> _STATED TASK_
The entries below should be transcribed in their entirety, exactly as written.

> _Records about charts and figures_
+ + + + +
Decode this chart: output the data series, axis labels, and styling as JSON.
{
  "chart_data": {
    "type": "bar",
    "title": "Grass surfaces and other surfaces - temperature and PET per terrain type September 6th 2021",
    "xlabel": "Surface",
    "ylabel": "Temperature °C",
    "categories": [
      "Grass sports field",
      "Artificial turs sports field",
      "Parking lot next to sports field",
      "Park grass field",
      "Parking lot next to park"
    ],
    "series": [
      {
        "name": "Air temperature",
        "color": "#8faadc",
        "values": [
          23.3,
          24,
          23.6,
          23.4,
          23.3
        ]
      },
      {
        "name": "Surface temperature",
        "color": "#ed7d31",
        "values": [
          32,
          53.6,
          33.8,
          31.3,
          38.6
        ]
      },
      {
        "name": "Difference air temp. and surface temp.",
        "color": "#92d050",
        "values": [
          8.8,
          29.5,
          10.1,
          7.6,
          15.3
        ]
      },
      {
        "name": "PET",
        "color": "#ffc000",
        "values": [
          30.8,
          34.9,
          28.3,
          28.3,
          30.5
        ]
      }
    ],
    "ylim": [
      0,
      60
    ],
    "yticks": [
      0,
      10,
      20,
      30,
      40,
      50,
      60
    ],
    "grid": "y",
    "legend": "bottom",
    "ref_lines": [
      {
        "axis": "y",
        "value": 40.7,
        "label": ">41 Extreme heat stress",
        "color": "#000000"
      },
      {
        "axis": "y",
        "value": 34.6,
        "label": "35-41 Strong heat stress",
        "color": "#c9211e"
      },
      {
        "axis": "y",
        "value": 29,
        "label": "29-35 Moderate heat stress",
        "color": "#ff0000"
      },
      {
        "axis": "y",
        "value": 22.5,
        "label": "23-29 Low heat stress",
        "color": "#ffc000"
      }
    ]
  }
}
+ + + + +
> _OUTPUT OF THE TASK_
Decode this chart: output the data series, axis labels, and styling as JSON.
{
  "chart_data": {
    "type": "bar",
    "title": "Grass surfaces and other surfaces - temperature and PET per terrain type September 6th 2021",
    "xlabel": "Surface",
    "ylabel": "Temperature °C",
    "categories": [
      "Grass sports field",
      "Artificial turs sports field",
      "Parking lot next to sports field",
      "Park grass field",
      "Parking lot next to park"
    ],
    "series": [
      {
        "name": "Air temperature",
        "color": "#8faadc",
        "values": [
          23.3,
          24,
          23.6,
          23.4,
          23.3
        ]
      },
      {
        "name": "Surface temperature",
        "color": "#ed7d31",
        "values": [
          32,
          53.6,
          33.8,
          31.3,
          38.6
        ]
      },
      {
        "name": "Difference air temp. and surface temp.",
        "color": "#92d050",
        "values": [
          8.8,
          29.5,
          10.1,
          7.6,
          15.3
        ]
      },
      {
        "name": "PET",
        "color": "#ffc000",
        "values": [
          30.8,
          34.9,
          28.3,
          28.3,
          30.5
        ]
      }
    ],
    "ylim": [
      0,
      60
    ],
    "yticks": [
      0,
      10,
      20,
      30,
      40,
      50,
      60
    ],
    "grid": "y",
    "legend": "bottom",
    "ref_lines": [
      {
        "axis": "y",
        "value": 40.7,
        "label": ">41 Extreme heat stress",
        "color": "#000000"
      },
      {
        "axis": "y",
        "value": 34.6,
        "label": "35-41 Strong heat stress",
        "color": "#c9211e"
      },
      {
        "axis": "y",
        "value": 29,
        "label": "29-35 Moderate heat stress",
        "color": "#ff0000"
      },
      {
        "axis": "y",
        "value": 22.5,
        "label": "23-29 Low heat stress",
        "color": "#ffc000"
      }
    ]
  }
}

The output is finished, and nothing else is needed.